* _Testo di partenza_:
####
Borse asiatiche in frazionale rialzo nella prima seduta di settembre grazie ai dati inaspettatamente positivi sull'attività manifatturiera cinese e alle ulteriori misure di stimolo nel Paese, che deve far fronte a una lenta ripresa economica post-Covid. Misure che hanno contribuito a migliorare il sentiment prima dei tanto attesi dati sul mercato del lavoro negli Stati Uniti.
Nello specifico, per sostenere il suo mercato immobiliare in difficoltà, Pechino ha annunciato una riduzione degli esborsi anticipati a carico degli acquirenti di prime e seconde case. Inoltre, la Banca Popolare Cinese (PBoC) ha tagliato le riserve minime in valuta straniera che le banche sono tenute a detenere. La mossa ha lo scopo di liberare più riserve in dollari, sostenendo lo yuan contro i crescenti venti contrari economici. Ma lo yuan non sale, il cross dollaro/yuan scambia, infatti, a 7,2649 (+0,09%). Anche gli indici Shanghai Shenzhen CSI 300 e Shanghai Composite sono aumentati ma poco, rispettivamente, dello 0,01% e dello 0,13%, nonostante un indice Pmi manifatturiero di Caixin/S&P Global tornato a espandersi ad agosto a 51, oltre la soglia dei 50 punti che separa la crescita dalla contrazione, da 49,2 di luglio e oltre le attese del consenso degli economisti a 49,3, segnando la lettura più alta da febbraio.
####
* _Consegna_:
Rispondi in base all'articolo sulle borse asiatiche.
1. Quali dati negli Stati Uniti erano tanto attesi?
2. Che cosa ha tagliato la Banca Popolare Cinese (PBoC)?
3. A quale valore è tornato l'indice Pmi manifatturiero di Caixin/S&P Global ad agosto?
####
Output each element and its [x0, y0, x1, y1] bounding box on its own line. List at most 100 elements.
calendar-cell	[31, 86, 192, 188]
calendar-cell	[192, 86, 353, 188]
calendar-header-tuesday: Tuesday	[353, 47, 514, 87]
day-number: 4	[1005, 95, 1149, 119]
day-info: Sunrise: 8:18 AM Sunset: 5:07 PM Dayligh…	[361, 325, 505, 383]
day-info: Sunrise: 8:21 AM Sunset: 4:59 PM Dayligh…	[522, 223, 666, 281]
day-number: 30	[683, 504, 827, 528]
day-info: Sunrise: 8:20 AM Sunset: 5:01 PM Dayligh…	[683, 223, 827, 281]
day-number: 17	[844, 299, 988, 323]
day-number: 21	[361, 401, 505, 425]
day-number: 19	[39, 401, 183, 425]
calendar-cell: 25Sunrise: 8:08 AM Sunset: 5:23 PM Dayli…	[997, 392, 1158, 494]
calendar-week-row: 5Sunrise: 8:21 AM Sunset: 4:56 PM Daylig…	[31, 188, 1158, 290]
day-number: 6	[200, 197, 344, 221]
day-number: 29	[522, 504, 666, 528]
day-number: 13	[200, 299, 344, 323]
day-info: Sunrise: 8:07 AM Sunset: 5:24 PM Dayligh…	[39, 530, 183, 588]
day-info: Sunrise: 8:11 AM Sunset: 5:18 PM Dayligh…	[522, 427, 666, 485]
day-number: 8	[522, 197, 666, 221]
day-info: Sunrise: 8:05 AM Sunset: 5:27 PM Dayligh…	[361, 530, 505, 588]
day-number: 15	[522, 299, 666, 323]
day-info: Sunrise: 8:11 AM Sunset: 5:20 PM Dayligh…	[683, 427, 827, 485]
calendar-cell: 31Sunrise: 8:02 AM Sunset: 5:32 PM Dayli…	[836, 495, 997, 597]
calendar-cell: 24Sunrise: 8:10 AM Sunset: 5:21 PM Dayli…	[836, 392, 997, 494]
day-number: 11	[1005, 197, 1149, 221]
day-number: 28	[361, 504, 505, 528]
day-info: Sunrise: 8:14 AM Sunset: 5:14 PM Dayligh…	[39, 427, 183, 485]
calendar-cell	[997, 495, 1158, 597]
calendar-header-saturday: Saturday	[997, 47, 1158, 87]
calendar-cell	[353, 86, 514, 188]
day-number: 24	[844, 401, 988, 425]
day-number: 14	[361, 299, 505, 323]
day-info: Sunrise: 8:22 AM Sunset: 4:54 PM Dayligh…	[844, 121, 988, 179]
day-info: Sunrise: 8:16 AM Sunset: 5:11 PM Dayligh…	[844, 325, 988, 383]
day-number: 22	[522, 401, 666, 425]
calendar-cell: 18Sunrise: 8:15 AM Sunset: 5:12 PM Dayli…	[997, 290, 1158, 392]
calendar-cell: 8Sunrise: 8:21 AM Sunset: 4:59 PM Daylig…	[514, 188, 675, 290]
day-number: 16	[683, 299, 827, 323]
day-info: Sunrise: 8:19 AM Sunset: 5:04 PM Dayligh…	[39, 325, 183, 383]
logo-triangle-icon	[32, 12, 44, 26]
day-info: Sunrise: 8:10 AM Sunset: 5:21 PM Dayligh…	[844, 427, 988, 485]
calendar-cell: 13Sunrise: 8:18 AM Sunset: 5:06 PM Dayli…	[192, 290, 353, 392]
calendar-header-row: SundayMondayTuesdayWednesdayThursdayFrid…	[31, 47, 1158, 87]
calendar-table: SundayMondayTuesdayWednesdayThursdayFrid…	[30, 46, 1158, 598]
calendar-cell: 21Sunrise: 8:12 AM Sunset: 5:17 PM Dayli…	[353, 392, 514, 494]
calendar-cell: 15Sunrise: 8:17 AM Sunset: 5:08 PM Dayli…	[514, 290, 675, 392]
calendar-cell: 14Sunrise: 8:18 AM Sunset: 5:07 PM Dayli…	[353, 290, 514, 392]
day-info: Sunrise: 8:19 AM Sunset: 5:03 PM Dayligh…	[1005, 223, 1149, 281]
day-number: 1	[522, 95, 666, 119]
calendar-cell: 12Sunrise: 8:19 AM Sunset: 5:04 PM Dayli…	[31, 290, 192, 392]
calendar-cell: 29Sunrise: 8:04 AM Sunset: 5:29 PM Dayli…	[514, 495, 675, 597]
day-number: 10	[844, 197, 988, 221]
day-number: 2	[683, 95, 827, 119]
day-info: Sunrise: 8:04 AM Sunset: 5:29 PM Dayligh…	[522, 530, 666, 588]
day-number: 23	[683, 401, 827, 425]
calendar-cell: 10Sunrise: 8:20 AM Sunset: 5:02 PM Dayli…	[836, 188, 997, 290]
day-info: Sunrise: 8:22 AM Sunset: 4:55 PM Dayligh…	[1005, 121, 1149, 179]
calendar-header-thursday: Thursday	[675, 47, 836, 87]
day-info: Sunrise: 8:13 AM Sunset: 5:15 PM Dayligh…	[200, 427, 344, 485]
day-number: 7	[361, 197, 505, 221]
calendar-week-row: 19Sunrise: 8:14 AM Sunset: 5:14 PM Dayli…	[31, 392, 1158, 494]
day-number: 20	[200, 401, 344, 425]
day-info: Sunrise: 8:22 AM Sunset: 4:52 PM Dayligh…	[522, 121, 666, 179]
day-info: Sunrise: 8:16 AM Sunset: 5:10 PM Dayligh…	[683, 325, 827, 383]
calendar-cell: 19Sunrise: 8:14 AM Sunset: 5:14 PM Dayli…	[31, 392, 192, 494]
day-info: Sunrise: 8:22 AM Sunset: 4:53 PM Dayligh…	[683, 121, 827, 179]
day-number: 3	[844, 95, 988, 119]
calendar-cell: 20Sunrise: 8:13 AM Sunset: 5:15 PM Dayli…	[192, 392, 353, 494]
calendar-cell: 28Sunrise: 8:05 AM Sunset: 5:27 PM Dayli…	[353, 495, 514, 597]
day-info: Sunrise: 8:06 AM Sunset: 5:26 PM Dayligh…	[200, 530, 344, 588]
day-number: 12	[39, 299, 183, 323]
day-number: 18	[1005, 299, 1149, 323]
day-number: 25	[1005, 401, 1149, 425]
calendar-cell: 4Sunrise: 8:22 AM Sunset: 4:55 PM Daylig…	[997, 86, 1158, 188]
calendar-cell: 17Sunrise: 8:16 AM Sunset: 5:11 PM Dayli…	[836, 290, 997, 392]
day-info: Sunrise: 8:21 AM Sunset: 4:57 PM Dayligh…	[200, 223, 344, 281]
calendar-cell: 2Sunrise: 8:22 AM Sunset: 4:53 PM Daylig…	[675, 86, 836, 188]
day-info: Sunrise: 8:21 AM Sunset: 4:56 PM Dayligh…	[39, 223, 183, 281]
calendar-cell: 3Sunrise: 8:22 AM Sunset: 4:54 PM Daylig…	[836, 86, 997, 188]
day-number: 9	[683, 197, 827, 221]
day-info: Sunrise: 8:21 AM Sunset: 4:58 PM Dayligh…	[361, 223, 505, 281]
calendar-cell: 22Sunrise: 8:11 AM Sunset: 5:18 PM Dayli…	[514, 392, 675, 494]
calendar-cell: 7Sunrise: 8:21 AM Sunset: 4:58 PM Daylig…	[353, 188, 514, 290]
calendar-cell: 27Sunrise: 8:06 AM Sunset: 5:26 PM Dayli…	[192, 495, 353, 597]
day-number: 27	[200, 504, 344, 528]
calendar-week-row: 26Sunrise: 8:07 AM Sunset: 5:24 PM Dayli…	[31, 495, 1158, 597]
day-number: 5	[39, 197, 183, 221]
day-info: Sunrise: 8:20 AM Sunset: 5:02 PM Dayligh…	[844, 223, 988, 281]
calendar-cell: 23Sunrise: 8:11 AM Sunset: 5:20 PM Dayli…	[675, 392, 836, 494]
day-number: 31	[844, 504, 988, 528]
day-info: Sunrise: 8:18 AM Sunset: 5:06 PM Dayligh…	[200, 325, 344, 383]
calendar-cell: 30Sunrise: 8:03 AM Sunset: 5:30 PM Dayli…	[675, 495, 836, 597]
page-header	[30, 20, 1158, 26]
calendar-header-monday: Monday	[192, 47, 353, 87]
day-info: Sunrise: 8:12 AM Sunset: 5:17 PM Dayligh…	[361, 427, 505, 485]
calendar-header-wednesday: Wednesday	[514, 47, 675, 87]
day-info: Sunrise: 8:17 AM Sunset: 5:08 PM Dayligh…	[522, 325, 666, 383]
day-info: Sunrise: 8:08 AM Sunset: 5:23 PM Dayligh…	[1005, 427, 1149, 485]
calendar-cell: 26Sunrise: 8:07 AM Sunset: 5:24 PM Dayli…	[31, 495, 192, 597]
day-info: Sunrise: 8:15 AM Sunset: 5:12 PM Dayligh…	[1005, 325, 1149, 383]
####
* _Esercizio svolto_:
1. I dati sul mercato del lavoro.
2. Le riserve minime in valuta straniera che le banche sono tenute a detenere.
3. A 51.